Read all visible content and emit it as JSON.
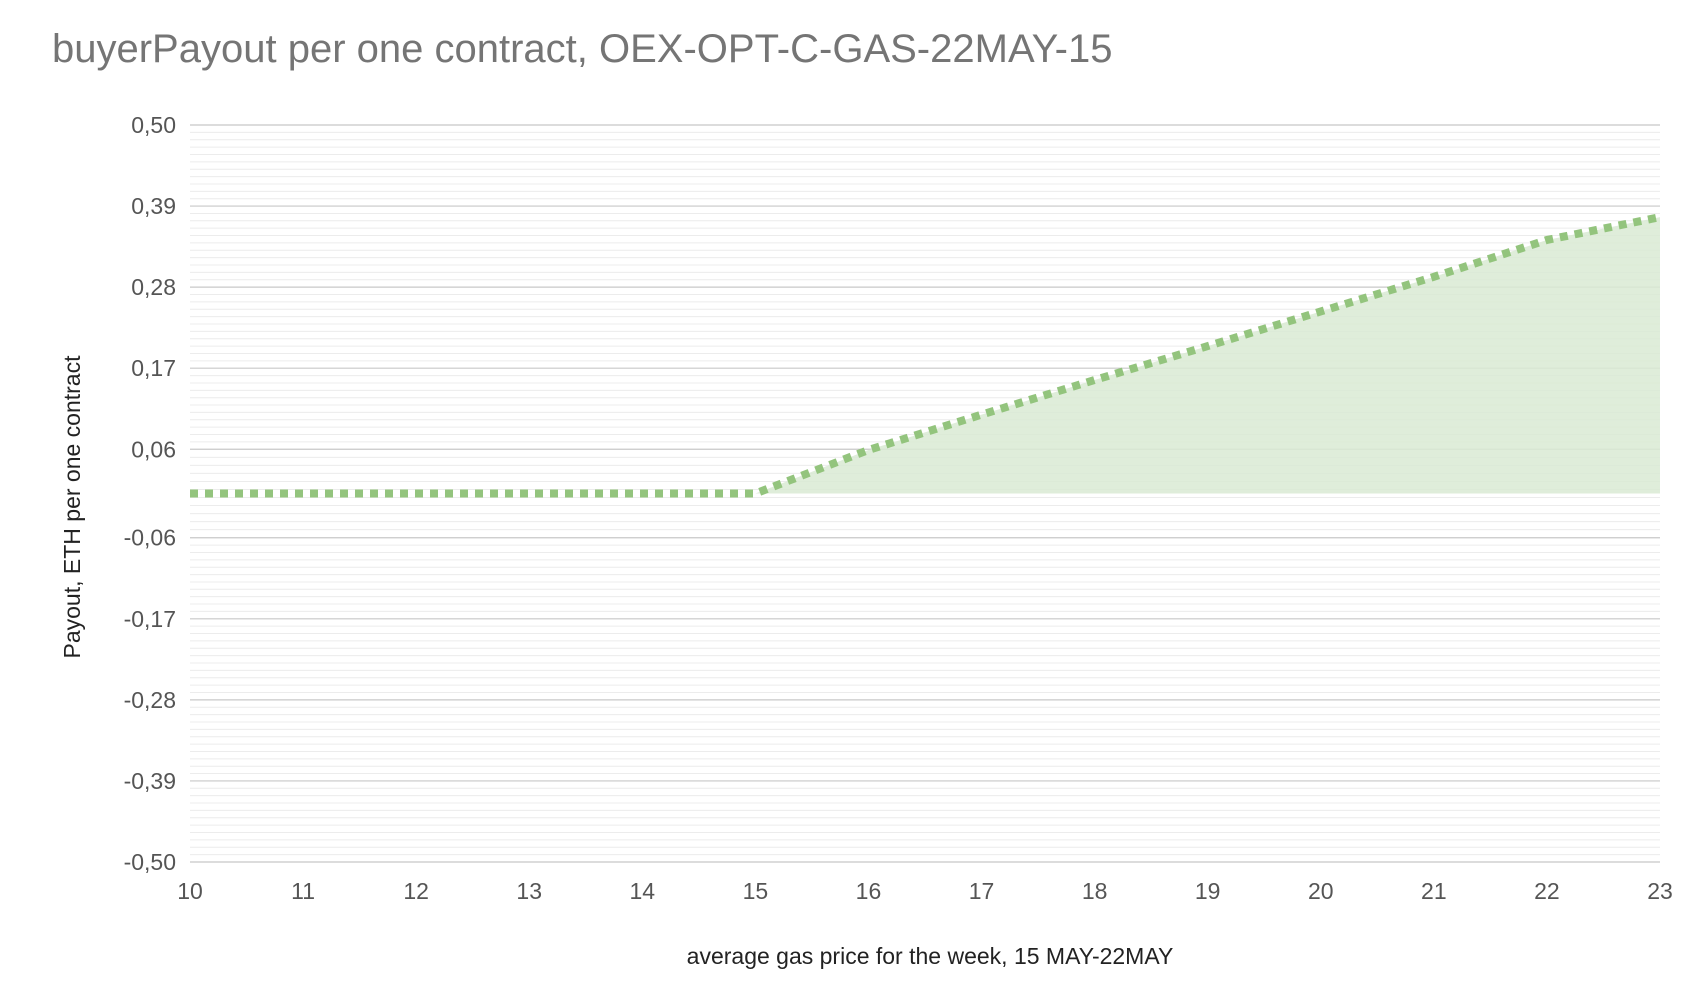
{
  "chart_data": {
    "type": "area",
    "title": "buyerPayout per one contract, OEX-OPT-C-GAS-22MAY-15",
    "xlabel": "average gas price for the week, 15 MAY-22MAY",
    "ylabel": "Payout, ETH per one contract",
    "xlim": [
      10,
      23
    ],
    "ylim": [
      -0.5,
      0.5
    ],
    "x_ticks": [
      "10",
      "11",
      "12",
      "13",
      "14",
      "15",
      "16",
      "17",
      "18",
      "19",
      "20",
      "21",
      "22",
      "23"
    ],
    "y_ticks": [
      {
        "value": 0.5,
        "label": "0,50"
      },
      {
        "value": 0.39,
        "label": "0,39"
      },
      {
        "value": 0.28,
        "label": "0,28"
      },
      {
        "value": 0.17,
        "label": "0,17"
      },
      {
        "value": 0.06,
        "label": "0,06"
      },
      {
        "value": -0.06,
        "label": "-0,06"
      },
      {
        "value": -0.17,
        "label": "-0,17"
      },
      {
        "value": -0.28,
        "label": "-0,28"
      },
      {
        "value": -0.39,
        "label": "-0,39"
      },
      {
        "value": -0.5,
        "label": "-0,50"
      }
    ],
    "grid": true,
    "series": [
      {
        "x": [
          10,
          11,
          12,
          13,
          14,
          15,
          16,
          17,
          18,
          19,
          20,
          21,
          22,
          23
        ],
        "values": [
          0,
          0,
          0,
          0,
          0,
          0,
          0.059,
          0.107,
          0.154,
          0.2,
          0.247,
          0.294,
          0.344,
          0.375
        ]
      }
    ],
    "colors": {
      "line": "#93c47d",
      "fill": "#d9ead3",
      "major_grid": "#c8c8c8",
      "minor_grid": "#ececec"
    }
  }
}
▬▬▬▬▬▬
Copy each line holding the word "contract" from the listing above.

> [Correct answer]
    "title": "buyerPayout per one contract, OEX-OPT-C-GAS-22MAY-15",
    "ylabel": "Payout, ETH per one contract",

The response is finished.